- _What you should do_: Reproduce the records from the first line through the line with "section-header-score-cell <box>327 330", changing "Empathy" to "Compassion" and leaving everything else unchanged.

>> Begin The data

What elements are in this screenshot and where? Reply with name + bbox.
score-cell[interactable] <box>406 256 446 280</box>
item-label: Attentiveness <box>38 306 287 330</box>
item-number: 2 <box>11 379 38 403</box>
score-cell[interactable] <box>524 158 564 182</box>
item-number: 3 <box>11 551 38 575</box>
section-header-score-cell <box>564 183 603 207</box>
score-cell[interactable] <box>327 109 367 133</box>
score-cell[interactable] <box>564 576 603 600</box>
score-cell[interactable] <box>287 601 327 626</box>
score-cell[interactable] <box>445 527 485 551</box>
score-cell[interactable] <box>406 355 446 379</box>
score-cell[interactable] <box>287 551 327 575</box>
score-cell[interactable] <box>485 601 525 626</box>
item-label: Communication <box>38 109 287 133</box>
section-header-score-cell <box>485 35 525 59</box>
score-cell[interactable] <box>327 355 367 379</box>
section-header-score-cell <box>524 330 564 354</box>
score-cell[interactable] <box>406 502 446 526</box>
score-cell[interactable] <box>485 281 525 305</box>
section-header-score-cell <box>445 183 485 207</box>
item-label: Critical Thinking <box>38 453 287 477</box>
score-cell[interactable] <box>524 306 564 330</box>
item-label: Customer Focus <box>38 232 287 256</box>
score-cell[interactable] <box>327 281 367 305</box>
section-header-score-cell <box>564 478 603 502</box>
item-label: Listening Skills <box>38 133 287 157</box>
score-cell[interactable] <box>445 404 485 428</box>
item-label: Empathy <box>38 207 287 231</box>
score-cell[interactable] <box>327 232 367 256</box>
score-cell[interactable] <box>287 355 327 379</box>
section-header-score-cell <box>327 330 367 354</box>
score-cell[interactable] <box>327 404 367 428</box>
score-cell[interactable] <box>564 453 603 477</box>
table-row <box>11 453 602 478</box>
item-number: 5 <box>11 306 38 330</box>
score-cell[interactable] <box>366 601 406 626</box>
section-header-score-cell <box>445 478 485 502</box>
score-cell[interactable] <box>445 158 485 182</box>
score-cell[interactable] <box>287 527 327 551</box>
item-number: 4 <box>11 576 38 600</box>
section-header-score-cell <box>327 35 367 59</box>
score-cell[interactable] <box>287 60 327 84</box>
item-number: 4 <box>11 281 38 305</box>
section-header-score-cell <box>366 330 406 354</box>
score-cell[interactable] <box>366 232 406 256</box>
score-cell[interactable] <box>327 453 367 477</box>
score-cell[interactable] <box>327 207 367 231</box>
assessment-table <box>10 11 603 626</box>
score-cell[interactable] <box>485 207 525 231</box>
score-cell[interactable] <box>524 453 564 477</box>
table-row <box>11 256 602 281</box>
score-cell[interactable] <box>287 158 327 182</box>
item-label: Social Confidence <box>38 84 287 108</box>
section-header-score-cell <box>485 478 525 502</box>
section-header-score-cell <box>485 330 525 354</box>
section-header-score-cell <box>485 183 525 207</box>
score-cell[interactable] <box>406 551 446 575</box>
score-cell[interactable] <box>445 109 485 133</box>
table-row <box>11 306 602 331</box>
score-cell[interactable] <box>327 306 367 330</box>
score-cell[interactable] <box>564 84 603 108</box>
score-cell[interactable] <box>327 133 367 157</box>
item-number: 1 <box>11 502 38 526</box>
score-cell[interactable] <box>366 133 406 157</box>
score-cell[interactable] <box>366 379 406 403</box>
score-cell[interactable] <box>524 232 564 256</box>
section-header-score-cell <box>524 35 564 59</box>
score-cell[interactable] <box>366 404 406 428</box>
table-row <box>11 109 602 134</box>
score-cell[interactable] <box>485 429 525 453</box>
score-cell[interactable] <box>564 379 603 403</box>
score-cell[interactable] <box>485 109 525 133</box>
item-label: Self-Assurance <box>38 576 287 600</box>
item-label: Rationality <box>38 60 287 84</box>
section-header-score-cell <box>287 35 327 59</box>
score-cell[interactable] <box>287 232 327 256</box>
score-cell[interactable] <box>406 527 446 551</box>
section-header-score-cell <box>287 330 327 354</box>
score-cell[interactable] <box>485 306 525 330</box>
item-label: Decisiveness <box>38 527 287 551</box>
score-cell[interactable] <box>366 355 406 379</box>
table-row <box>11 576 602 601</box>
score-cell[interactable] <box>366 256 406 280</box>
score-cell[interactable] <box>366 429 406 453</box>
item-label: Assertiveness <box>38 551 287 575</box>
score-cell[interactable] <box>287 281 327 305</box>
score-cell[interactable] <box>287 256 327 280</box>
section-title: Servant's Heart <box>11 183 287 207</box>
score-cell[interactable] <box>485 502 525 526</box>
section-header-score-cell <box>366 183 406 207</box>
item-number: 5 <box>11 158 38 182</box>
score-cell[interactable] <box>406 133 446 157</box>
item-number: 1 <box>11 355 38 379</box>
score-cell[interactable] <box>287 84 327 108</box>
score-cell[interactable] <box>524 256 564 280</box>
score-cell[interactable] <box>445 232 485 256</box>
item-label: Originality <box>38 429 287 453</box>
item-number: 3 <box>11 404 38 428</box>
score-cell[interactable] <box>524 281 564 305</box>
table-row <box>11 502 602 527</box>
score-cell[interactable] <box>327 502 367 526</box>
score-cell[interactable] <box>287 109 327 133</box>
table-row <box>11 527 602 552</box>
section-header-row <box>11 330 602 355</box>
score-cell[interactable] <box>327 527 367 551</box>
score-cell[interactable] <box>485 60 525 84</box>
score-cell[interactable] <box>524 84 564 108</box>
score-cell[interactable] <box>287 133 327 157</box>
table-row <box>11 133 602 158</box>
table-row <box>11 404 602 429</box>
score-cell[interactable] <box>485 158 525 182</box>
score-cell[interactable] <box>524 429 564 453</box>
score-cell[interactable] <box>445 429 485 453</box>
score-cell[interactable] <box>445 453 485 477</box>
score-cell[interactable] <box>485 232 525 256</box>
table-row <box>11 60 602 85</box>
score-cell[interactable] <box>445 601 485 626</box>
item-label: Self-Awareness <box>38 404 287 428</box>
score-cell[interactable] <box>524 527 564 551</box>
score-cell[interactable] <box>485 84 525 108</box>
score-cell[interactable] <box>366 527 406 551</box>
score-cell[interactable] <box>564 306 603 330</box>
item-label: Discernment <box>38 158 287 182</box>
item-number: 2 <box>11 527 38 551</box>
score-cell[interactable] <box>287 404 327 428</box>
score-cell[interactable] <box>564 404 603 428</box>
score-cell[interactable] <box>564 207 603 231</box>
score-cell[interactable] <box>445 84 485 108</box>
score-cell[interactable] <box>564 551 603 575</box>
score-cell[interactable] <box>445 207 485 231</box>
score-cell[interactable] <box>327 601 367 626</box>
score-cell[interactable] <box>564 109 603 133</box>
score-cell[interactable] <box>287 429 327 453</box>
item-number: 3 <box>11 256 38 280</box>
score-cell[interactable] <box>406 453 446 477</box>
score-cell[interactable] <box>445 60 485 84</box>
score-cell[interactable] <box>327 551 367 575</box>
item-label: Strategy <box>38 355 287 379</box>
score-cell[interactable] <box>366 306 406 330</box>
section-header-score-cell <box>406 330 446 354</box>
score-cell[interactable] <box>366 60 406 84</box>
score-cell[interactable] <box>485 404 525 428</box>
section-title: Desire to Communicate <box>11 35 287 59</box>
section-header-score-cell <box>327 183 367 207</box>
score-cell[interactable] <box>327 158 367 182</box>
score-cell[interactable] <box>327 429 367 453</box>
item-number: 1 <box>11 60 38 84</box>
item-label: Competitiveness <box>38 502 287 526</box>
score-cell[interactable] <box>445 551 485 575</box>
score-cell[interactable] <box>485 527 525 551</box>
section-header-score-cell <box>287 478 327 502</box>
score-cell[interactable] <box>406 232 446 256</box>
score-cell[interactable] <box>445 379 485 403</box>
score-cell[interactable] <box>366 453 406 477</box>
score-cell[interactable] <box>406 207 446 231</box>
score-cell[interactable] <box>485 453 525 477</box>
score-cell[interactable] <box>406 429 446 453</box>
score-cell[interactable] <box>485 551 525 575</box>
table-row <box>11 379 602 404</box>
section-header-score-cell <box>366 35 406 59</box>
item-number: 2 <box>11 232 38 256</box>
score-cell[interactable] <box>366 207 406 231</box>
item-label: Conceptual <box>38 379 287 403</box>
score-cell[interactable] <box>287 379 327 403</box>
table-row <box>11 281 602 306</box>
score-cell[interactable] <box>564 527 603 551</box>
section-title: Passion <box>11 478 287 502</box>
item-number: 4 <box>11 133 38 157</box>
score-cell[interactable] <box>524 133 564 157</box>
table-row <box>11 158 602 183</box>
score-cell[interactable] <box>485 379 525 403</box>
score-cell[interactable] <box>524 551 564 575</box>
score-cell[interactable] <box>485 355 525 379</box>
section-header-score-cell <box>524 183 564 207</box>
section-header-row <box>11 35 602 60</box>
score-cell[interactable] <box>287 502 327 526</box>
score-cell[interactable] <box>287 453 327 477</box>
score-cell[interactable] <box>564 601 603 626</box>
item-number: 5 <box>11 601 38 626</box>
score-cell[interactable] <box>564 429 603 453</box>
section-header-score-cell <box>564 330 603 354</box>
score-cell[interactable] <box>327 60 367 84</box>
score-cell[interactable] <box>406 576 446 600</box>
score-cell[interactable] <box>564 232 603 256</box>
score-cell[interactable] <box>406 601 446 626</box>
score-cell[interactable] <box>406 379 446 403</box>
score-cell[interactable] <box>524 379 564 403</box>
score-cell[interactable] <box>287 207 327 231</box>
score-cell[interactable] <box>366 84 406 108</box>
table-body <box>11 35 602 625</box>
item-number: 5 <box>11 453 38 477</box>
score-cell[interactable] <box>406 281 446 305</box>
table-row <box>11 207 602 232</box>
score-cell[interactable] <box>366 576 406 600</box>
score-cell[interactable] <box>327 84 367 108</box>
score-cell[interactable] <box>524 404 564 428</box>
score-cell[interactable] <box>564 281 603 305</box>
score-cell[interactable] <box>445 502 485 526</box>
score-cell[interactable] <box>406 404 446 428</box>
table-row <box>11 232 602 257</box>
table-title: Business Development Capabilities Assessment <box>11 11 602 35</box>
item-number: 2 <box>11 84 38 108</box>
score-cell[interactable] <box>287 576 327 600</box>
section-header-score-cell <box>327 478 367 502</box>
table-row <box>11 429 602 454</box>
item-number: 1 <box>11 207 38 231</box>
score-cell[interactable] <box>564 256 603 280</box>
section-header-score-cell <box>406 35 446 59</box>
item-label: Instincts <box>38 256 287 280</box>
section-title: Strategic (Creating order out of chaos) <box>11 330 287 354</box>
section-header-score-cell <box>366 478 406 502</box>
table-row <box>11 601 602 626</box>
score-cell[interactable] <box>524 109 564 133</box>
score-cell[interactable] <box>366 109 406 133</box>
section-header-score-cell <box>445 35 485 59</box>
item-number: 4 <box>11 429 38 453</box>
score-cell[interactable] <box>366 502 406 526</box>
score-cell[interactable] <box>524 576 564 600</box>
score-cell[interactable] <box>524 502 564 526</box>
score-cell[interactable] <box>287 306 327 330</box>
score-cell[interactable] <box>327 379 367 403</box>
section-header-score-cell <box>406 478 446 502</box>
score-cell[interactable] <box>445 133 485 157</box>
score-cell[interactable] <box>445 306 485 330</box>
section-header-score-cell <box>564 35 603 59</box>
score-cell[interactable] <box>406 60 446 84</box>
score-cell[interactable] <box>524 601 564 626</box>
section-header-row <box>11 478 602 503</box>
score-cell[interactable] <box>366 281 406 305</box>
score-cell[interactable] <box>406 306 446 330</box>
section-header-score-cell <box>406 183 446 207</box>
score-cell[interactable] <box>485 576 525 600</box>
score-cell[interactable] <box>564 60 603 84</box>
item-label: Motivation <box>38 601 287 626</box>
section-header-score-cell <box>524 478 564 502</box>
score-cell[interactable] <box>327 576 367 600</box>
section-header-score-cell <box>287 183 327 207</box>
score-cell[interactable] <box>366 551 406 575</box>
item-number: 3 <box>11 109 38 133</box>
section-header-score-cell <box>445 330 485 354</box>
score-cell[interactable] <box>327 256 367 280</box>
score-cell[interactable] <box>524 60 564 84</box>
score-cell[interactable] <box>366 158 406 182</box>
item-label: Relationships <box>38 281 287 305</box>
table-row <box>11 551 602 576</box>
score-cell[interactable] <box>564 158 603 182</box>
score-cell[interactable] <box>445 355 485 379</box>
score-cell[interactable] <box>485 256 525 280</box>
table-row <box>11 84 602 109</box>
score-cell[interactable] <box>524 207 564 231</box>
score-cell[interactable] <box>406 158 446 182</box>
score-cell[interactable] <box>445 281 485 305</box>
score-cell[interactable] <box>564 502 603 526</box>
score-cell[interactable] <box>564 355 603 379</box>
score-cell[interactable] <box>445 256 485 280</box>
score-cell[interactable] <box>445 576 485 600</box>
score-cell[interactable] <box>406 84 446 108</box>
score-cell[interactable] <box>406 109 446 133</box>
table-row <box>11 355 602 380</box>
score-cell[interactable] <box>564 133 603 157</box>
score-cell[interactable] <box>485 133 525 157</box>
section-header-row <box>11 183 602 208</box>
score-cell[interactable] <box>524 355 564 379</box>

>> End The data

- _Output for this exercise_:
What elements are in this screenshot and where? Reply with name + bbox.
score-cell[interactable] <box>406 256 446 280</box>
item-label: Attentiveness <box>38 306 287 330</box>
item-number: 2 <box>11 379 38 403</box>
score-cell[interactable] <box>524 158 564 182</box>
item-number: 3 <box>11 551 38 575</box>
section-header-score-cell <box>564 183 603 207</box>
score-cell[interactable] <box>327 109 367 133</box>
score-cell[interactable] <box>564 576 603 600</box>
score-cell[interactable] <box>287 601 327 626</box>
score-cell[interactable] <box>445 527 485 551</box>
score-cell[interactable] <box>406 355 446 379</box>
score-cell[interactable] <box>287 551 327 575</box>
score-cell[interactable] <box>485 601 525 626</box>
item-label: Communication <box>38 109 287 133</box>
section-header-score-cell <box>485 35 525 59</box>
score-cell[interactable] <box>327 355 367 379</box>
section-header-score-cell <box>524 330 564 354</box>
score-cell[interactable] <box>406 502 446 526</box>
score-cell[interactable] <box>485 281 525 305</box>
section-header-score-cell <box>445 183 485 207</box>
item-label: Critical Thinking <box>38 453 287 477</box>
score-cell[interactable] <box>524 306 564 330</box>
item-label: Customer Focus <box>38 232 287 256</box>
score-cell[interactable] <box>327 281 367 305</box>
section-header-score-cell <box>564 478 603 502</box>
item-label: Listening Skills <box>38 133 287 157</box>
score-cell[interactable] <box>445 404 485 428</box>
item-label: Compassion <box>38 207 287 231</box>
score-cell[interactable] <box>327 232 367 256</box>
score-cell[interactable] <box>287 355 327 379</box>
section-header-score-cell <box>327 330 367 354</box>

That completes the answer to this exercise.